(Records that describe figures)
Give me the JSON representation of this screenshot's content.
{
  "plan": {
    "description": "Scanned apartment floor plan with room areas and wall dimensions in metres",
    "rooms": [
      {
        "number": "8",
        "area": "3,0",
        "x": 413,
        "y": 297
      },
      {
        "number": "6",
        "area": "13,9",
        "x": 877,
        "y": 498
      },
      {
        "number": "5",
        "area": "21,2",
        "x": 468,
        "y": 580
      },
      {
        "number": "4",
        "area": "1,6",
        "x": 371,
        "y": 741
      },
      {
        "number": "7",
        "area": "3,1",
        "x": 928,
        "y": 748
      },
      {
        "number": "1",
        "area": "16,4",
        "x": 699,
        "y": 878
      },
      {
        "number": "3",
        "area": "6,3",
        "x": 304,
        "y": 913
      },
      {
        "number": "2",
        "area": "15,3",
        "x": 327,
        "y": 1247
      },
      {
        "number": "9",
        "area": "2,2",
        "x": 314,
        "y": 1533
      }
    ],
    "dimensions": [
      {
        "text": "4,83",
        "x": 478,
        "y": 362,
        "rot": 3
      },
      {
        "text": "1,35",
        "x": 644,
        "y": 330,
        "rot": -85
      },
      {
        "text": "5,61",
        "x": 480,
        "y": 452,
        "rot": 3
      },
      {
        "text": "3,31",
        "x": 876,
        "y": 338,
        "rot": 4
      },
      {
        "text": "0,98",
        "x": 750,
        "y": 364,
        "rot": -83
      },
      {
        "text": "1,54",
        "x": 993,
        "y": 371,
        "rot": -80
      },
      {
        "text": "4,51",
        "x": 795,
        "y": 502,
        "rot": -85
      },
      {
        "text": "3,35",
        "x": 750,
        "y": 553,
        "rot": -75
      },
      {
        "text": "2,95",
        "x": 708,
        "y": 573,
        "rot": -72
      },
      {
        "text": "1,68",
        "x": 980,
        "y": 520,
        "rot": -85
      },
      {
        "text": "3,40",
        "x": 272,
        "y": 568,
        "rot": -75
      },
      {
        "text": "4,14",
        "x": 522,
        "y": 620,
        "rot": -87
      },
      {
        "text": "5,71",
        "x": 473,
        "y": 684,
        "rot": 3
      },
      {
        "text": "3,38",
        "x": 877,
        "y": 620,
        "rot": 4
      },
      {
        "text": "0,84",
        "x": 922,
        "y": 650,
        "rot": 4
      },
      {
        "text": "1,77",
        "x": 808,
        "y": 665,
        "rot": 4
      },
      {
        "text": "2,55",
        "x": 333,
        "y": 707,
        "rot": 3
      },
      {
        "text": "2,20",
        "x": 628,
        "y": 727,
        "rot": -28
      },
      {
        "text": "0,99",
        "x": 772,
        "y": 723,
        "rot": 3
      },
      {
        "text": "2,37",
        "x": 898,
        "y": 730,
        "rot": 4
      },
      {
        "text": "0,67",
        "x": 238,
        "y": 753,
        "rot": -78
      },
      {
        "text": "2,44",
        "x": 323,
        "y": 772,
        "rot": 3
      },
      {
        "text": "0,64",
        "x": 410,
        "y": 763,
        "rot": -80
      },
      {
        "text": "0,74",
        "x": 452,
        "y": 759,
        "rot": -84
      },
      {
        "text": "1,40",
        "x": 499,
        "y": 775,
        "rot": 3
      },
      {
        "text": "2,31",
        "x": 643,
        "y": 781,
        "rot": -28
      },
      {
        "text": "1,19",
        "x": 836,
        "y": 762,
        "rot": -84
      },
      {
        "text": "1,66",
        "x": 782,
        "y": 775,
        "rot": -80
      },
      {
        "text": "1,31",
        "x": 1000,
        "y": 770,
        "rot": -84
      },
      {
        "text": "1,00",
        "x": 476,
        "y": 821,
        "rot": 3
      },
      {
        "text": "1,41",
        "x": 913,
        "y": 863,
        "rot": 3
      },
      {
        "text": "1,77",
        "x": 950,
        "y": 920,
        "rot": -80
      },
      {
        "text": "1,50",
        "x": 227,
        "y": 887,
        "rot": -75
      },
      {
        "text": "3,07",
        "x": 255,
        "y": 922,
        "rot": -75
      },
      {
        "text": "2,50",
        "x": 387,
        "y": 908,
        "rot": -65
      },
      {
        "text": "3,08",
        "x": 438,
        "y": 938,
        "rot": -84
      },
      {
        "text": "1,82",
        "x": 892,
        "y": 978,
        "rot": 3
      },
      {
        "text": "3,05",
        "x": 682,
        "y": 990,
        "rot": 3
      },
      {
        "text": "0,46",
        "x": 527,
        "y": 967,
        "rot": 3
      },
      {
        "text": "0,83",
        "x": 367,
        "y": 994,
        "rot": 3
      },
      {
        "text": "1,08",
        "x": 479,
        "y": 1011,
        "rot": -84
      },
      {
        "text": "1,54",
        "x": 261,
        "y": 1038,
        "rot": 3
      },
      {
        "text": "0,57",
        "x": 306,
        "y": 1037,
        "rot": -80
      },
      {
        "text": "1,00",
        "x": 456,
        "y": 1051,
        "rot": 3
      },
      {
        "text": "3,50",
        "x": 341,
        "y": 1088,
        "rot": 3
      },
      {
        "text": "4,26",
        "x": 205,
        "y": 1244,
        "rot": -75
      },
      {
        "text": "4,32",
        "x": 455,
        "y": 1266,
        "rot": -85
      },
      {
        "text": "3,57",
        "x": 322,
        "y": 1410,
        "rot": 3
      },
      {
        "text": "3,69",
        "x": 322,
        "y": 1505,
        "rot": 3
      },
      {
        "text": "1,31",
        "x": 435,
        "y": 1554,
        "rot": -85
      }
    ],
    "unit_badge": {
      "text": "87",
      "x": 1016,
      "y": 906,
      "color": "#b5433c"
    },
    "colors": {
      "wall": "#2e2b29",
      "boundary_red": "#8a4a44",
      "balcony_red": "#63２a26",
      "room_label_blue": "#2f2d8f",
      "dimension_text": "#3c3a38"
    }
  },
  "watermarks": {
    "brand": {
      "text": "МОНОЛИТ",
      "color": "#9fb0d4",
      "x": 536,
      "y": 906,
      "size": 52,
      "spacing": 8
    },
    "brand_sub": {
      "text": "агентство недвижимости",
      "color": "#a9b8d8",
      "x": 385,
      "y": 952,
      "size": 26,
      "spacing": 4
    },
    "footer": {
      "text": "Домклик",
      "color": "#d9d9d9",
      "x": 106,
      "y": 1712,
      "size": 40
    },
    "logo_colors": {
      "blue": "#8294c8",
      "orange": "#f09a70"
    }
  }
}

§ **Your goal**
Output the listing above exactly as it appears.

§ **Finished exercise**
Give me the JSON representation of this screenshot's content.
{
  "plan": {
    "description": "Scanned apartment floor plan with room areas and wall dimensions in metres",
    "rooms": [
      {
        "number": "8",
        "area": "3,0",
        "x": 413,
        "y": 297
      },
      {
        "number": "6",
        "area": "13,9",
        "x": 877,
        "y": 498
      },
      {
        "number": "5",
        "area": "21,2",
        "x": 468,
        "y": 580
      },
      {
        "number": "4",
        "area": "1,6",
        "x": 371,
        "y": 741
      },
      {
        "number": "7",
        "area": "3,1",
        "x": 928,
        "y": 748
      },
      {
        "number": "1",
        "area": "16,4",
        "x": 699,
        "y": 878
      },
      {
        "number": "3",
        "area": "6,3",
        "x": 304,
        "y": 913
      },
      {
        "number": "2",
        "area": "15,3",
        "x": 327,
        "y": 1247
      },
      {
        "number": "9",
        "area": "2,2",
        "x": 314,
        "y": 1533
      }
    ],
    "dimensions": [
      {
        "text": "4,83",
        "x": 478,
        "y": 362,
        "rot": 3
      },
      {
        "text": "1,35",
        "x": 644,
        "y": 330,
        "rot": -85
      },
      {
        "text": "5,61",
        "x": 480,
        "y": 452,
        "rot": 3
      },
      {
        "text": "3,31",
        "x": 876,
        "y": 338,
        "rot": 4
      },
      {
        "text": "0,98",
        "x": 750,
        "y": 364,
        "rot": -83
      },
      {
        "text": "1,54",
        "x": 993,
        "y": 371,
        "rot": -80
      },
      {
        "text": "4,51",
        "x": 795,
        "y": 502,
        "rot": -85
      },
      {
        "text": "3,35",
        "x": 750,
        "y": 553,
        "rot": -75
      },
      {
        "text": "2,95",
        "x": 708,
        "y": 573,
        "rot": -72
      },
      {
        "text": "1,68",
        "x": 980,
        "y": 520,
        "rot": -85
      },
      {
        "text": "3,40",
        "x": 272,
        "y": 568,
        "rot": -75
      },
      {
        "text": "4,14",
        "x": 522,
        "y": 620,
        "rot": -87
      },
      {
        "text": "5,71",
        "x": 473,
        "y": 684,
        "rot": 3
      },
      {
        "text": "3,38",
        "x": 877,
        "y": 620,
        "rot": 4
      },
      {
        "text": "0,84",
        "x": 922,
        "y": 650,
        "rot": 4
      },
      {
        "text": "1,77",
        "x": 808,
        "y": 665,
        "rot": 4
      },
      {
        "text": "2,55",
        "x": 333,
        "y": 707,
        "rot": 3
      },
      {
        "text": "2,20",
        "x": 628,
        "y": 727,
        "rot": -28
      },
      {
        "text": "0,99",
        "x": 772,
        "y": 723,
        "rot": 3
      },
      {
        "text": "2,37",
        "x": 898,
        "y": 730,
        "rot": 4
      },
      {
        "text": "0,67",
        "x": 238,
        "y": 753,
        "rot": -78
      },
      {
        "text": "2,44",
        "x": 323,
        "y": 772,
        "rot": 3
      },
      {
        "text": "0,64",
        "x": 410,
        "y": 763,
        "rot": -80
      },
      {
        "text": "0,74",
        "x": 452,
        "y": 759,
        "rot": -84
      },
      {
        "text": "1,40",
        "x": 499,
        "y": 775,
        "rot": 3
      },
      {
        "text": "2,31",
        "x": 643,
        "y": 781,
        "rot": -28
      },
      {
        "text": "1,19",
        "x": 836,
        "y": 762,
        "rot": -84
      },
      {
        "text": "1,66",
        "x": 782,
        "y": 775,
        "rot": -80
      },
      {
        "text": "1,31",
        "x": 1000,
        "y": 770,
        "rot": -84
      },
      {
        "text": "1,00",
        "x": 476,
        "y": 821,
        "rot": 3
      },
      {
        "text": "1,41",
        "x": 913,
        "y": 863,
        "rot": 3
      },
      {
        "text": "1,77",
        "x": 950,
        "y": 920,
        "rot": -80
      },
      {
        "text": "1,50",
        "x": 227,
        "y": 887,
        "rot": -75
      },
      {
        "text": "3,07",
        "x": 255,
        "y": 922,
        "rot": -75
      },
      {
        "text": "2,50",
        "x": 387,
        "y": 908,
        "rot": -65
      },
      {
        "text": "3,08",
        "x": 438,
        "y": 938,
        "rot": -84
      },
      {
        "text": "1,82",
        "x": 892,
        "y": 978,
        "rot": 3
      },
      {
        "text": "3,05",
        "x": 682,
        "y": 990,
        "rot": 3
      },
      {
        "text": "0,46",
        "x": 527,
        "y": 967,
        "rot": 3
      },
      {
        "text": "0,83",
        "x": 367,
        "y": 994,
        "rot": 3
      },
      {
        "text": "1,08",
        "x": 479,
        "y": 1011,
        "rot": -84
      },
      {
        "text": "1,54",
        "x": 261,
        "y": 1038,
        "rot": 3
      },
      {
        "text": "0,57",
        "x": 306,
        "y": 1037,
        "rot": -80
      },
      {
        "text": "1,00",
        "x": 456,
        "y": 1051,
        "rot": 3
      },
      {
        "text": "3,50",
        "x": 341,
        "y": 1088,
        "rot": 3
      },
      {
        "text": "4,26",
        "x": 205,
        "y": 1244,
        "rot": -75
      },
      {
        "text": "4,32",
        "x": 455,
        "y": 1266,
        "rot": -85
      },
      {
        "text": "3,57",
        "x": 322,
        "y": 1410,
        "rot": 3
      },
      {
        "text": "3,69",
        "x": 322,
        "y": 1505,
        "rot": 3
      },
      {
        "text": "1,31",
        "x": 435,
        "y": 1554,
        "rot": -85
      }
    ],
    "unit_badge": {
      "text": "87",
      "x": 1016,
      "y": 906,
      "color": "#b5433c"
    },
    "colors": {
      "wall": "#2e2b29",
      "boundary_red": "#8a4a44",
      "balcony_red": "#63２a26",
      "room_label_blue": "#2f2d8f",
      "dimension_text": "#3c3a38"
    }
  },
  "watermarks": {
    "brand": {
      "text": "МОНОЛИТ",
      "color": "#9fb0d4",
      "x": 536,
      "y": 906,
      "size": 52,
      "spacing": 8
    },
    "brand_sub": {
      "text": "агентство недвижимости",
      "color": "#a9b8d8",
      "x": 385,
      "y": 952,
      "size": 26,
      "spacing": 4
    },
    "footer": {
      "text": "Домклик",
      "color": "#d9d9d9",
      "x": 106,
      "y": 1712,
      "size": 40
    },
    "logo_colors": {
      "blue": "#8294c8",
      "orange": "#f09a70"
    }
  }
}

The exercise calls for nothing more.